-------- DATASET ENTRIES --------
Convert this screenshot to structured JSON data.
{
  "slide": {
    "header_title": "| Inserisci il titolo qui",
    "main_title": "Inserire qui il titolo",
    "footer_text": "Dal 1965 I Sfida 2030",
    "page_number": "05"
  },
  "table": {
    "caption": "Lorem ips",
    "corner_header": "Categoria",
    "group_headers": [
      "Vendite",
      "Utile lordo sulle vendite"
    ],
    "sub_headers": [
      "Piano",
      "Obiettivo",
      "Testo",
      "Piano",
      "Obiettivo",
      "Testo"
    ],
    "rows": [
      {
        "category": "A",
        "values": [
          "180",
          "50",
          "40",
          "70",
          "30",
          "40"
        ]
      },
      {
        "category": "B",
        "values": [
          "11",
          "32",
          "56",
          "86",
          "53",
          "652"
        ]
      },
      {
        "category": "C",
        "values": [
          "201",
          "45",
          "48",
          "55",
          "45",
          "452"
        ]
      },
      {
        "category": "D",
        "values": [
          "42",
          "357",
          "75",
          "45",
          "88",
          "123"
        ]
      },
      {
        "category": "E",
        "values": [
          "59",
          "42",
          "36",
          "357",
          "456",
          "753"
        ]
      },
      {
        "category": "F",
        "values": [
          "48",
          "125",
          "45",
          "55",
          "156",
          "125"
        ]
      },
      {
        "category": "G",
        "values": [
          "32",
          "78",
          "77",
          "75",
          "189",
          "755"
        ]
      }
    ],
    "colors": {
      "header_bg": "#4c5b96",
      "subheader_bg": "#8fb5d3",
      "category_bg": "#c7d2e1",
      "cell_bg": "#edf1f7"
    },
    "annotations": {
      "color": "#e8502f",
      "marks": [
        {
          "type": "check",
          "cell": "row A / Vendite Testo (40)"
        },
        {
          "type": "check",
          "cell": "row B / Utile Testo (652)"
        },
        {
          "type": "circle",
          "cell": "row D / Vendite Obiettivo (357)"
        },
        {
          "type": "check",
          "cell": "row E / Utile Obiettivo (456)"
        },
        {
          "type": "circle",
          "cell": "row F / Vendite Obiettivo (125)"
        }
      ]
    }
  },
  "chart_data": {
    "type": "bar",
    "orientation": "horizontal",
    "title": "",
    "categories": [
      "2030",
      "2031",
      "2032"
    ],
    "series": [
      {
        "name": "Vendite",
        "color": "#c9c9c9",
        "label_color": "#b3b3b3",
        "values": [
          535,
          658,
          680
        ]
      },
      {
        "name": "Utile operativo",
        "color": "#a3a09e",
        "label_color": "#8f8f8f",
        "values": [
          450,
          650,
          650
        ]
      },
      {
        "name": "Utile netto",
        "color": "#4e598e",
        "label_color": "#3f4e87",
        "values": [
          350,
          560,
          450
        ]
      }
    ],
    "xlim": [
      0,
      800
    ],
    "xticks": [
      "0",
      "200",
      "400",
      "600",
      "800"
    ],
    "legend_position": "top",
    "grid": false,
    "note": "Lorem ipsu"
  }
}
--------
--- DIRECTIVE ---
Show every line in the entries where the string "Testo" occurs.

--- OUTPUT FOR THIS EXERCISE ---
      "Testo",
      "Testo"
          "cell": "row A / Vendite Testo (40)"
          "cell": "row B / Utile Testo (652)"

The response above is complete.